Direction -
Show every line in the entries below where the word "this" appears.

• • • • • • •

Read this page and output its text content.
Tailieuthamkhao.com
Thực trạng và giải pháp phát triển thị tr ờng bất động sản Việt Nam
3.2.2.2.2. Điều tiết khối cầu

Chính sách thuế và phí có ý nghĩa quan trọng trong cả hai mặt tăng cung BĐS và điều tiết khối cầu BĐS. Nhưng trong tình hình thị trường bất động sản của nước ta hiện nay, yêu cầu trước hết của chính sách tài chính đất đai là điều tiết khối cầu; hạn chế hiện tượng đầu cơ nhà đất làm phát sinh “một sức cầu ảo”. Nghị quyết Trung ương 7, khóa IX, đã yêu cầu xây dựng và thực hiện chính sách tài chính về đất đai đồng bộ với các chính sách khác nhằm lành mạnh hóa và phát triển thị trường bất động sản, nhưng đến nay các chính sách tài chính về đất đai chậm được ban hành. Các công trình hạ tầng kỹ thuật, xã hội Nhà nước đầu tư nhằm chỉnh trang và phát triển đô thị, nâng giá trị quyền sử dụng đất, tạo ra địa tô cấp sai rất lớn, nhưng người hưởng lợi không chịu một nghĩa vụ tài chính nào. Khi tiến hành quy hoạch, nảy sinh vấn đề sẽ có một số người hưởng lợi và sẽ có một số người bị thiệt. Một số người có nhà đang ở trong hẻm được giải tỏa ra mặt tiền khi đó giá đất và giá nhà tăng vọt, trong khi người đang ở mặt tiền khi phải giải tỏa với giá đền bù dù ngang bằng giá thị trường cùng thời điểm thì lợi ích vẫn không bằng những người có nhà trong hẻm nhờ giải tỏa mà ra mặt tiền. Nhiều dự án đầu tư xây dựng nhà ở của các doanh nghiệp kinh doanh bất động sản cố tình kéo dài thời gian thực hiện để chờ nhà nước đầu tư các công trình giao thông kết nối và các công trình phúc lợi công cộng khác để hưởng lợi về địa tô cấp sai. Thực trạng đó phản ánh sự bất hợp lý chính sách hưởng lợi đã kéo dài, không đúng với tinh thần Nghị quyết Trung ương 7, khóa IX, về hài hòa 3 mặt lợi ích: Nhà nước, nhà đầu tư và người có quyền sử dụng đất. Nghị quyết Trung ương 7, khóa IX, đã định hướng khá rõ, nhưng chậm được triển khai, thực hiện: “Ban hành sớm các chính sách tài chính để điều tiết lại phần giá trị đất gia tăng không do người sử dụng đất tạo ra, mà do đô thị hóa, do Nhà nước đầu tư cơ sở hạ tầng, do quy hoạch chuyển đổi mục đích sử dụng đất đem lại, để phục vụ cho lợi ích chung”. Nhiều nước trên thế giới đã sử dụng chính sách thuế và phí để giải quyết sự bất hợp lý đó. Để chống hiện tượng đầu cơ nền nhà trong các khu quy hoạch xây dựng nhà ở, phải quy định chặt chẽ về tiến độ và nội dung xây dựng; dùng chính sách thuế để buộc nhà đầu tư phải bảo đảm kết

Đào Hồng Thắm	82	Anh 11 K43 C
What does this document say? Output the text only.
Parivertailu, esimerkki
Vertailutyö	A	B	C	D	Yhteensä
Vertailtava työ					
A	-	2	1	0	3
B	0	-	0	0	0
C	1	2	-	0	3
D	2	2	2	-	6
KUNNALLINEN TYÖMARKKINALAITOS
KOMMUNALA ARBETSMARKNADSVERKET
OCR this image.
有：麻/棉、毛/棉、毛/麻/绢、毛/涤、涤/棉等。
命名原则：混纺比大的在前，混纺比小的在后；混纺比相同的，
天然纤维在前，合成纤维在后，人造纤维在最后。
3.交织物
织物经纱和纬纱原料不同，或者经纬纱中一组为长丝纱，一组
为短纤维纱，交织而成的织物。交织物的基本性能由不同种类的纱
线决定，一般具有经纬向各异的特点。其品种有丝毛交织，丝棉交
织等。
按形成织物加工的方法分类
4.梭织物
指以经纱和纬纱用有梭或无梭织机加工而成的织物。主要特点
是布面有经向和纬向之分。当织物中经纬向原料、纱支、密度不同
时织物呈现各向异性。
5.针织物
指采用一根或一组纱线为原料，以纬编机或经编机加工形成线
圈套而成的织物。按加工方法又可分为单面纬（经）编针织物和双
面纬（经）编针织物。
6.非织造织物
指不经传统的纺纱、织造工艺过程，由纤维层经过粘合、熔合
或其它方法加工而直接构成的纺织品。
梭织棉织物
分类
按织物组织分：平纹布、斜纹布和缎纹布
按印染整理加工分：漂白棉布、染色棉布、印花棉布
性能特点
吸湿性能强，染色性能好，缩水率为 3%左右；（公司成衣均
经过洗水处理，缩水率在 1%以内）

• • • • • • •

Reply to the task -
Read this page and output its text content.
What does this document say? Output the text only.
OCR this image.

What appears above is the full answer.